Exercise brief >>
Exclude all pictures, then copy each of the records exactly as written.

───── Given data ─────

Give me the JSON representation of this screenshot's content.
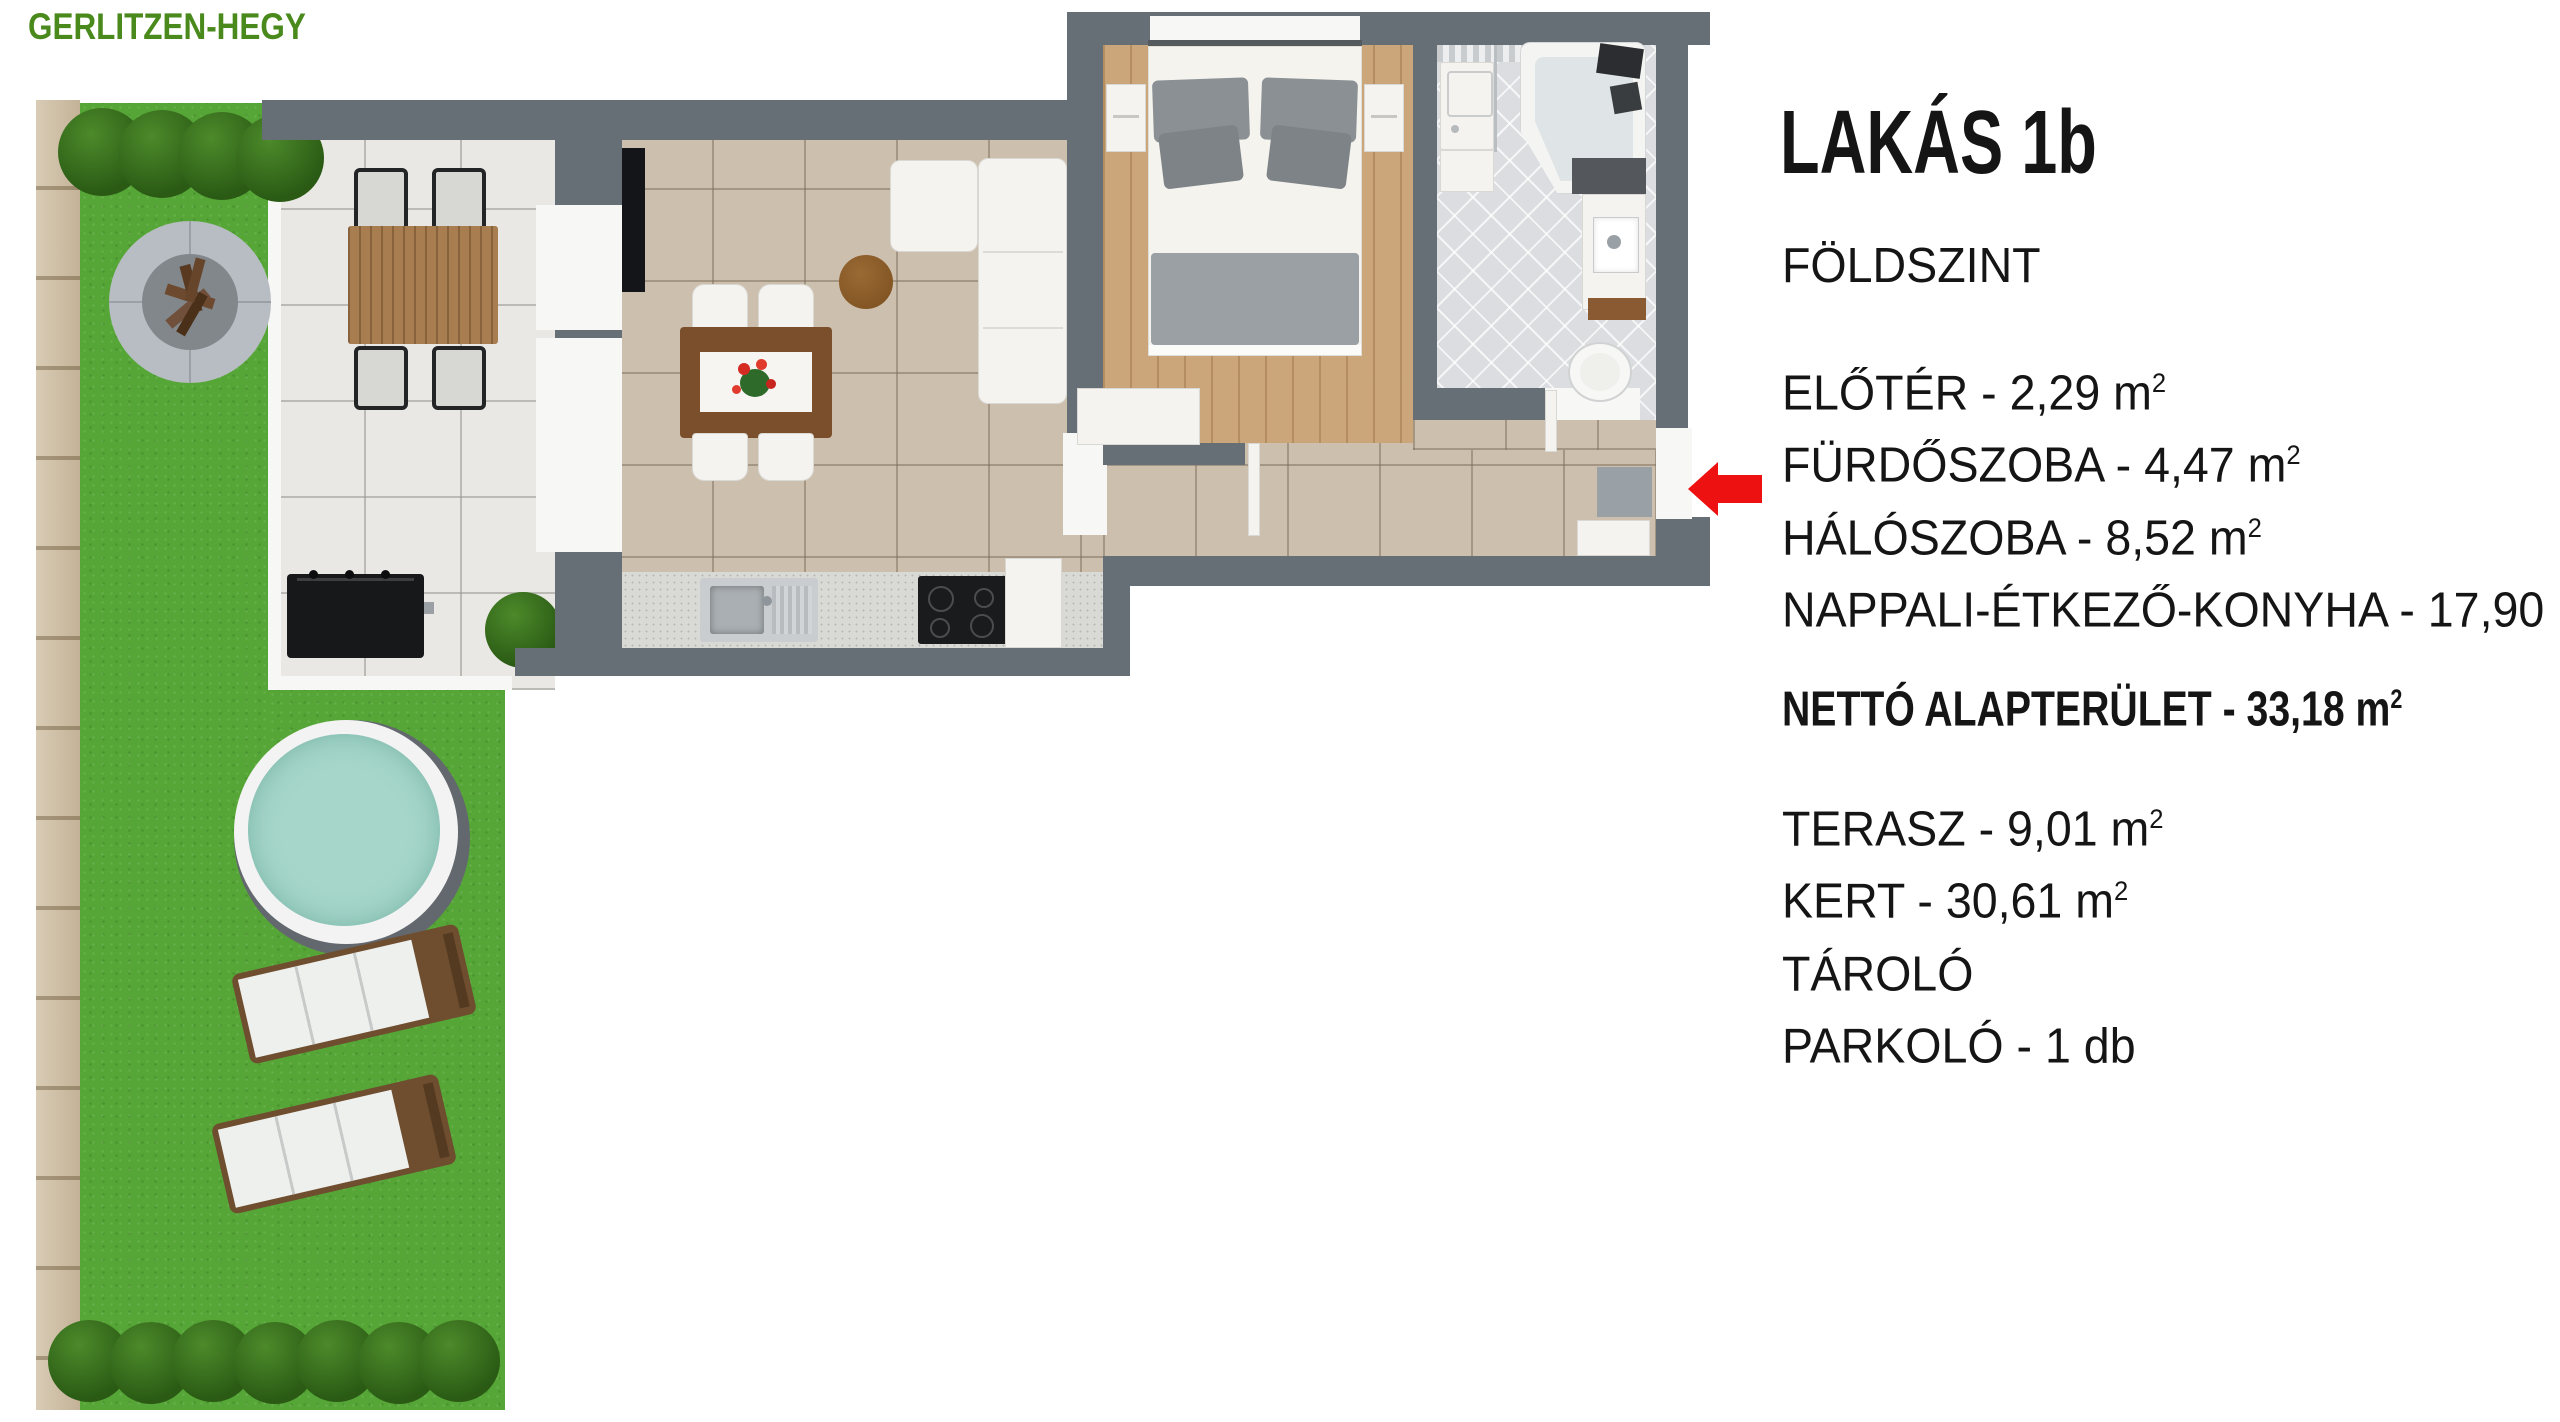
{
  "brand": {
    "name": "GERLITZEN-HEGY"
  },
  "panel": {
    "title": "LAKÁS 1b",
    "floor_label": "FÖLDSZINT",
    "rooms": [
      {
        "label": "ELŐTÉR - 2,29 m",
        "sup": "2"
      },
      {
        "label": "FÜRDŐSZOBA - 4,47 m",
        "sup": "2"
      },
      {
        "label": "HÁLÓSZOBA - 8,52 m",
        "sup": "2"
      },
      {
        "label": "NAPPALI-ÉTKEZŐ-KONYHA - 17,90 m",
        "sup": "2"
      }
    ],
    "total": {
      "label": "NETTÓ ALAPTERÜLET - 33,18 m",
      "sup": "2"
    },
    "extras": [
      {
        "label": "TERASZ - 9,01 m",
        "sup": "2"
      },
      {
        "label": "KERT - 30,61 m",
        "sup": "2"
      },
      {
        "label": "TÁROLÓ",
        "sup": ""
      },
      {
        "label": "PARKOLÓ - 1 db",
        "sup": ""
      }
    ]
  },
  "colors": {
    "brand_green": "#4a8a1c",
    "wall_gray": "#666e76",
    "grass_green": "#56a637",
    "pool_water": "#a5d6c9",
    "entrance_arrow_red": "#ee1111"
  }
}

─────

Task output >>
Give me the JSON representation of this screenshot's content.
{
  "brand": {
    "name": "GERLITZEN-HEGY"
  },
  "panel": {
    "title": "LAKÁS 1b",
    "floor_label": "FÖLDSZINT",
    "rooms": [
      {
        "label": "ELŐTÉR - 2,29 m",
        "sup": "2"
      },
      {
        "label": "FÜRDŐSZOBA - 4,47 m",
        "sup": "2"
      },
      {
        "label": "HÁLÓSZOBA - 8,52 m",
        "sup": "2"
      },
      {
        "label": "NAPPALI-ÉTKEZŐ-KONYHA - 17,90 m",
        "sup": "2"
      }
    ],
    "total": {
      "label": "NETTÓ ALAPTERÜLET - 33,18 m",
      "sup": "2"
    },
    "extras": [
      {
        "label": "TERASZ - 9,01 m",
        "sup": "2"
      },
      {
        "label": "KERT - 30,61 m",
        "sup": "2"
      },
      {
        "label": "TÁROLÓ",
        "sup": ""
      },
      {
        "label": "PARKOLÓ - 1 db",
        "sup": ""
      }
    ]
  },
  "colors": {
    "brand_green": "#4a8a1c",
    "wall_gray": "#666e76",
    "grass_green": "#56a637",
    "pool_water": "#a5d6c9",
    "entrance_arrow_red": "#ee1111"
  }
}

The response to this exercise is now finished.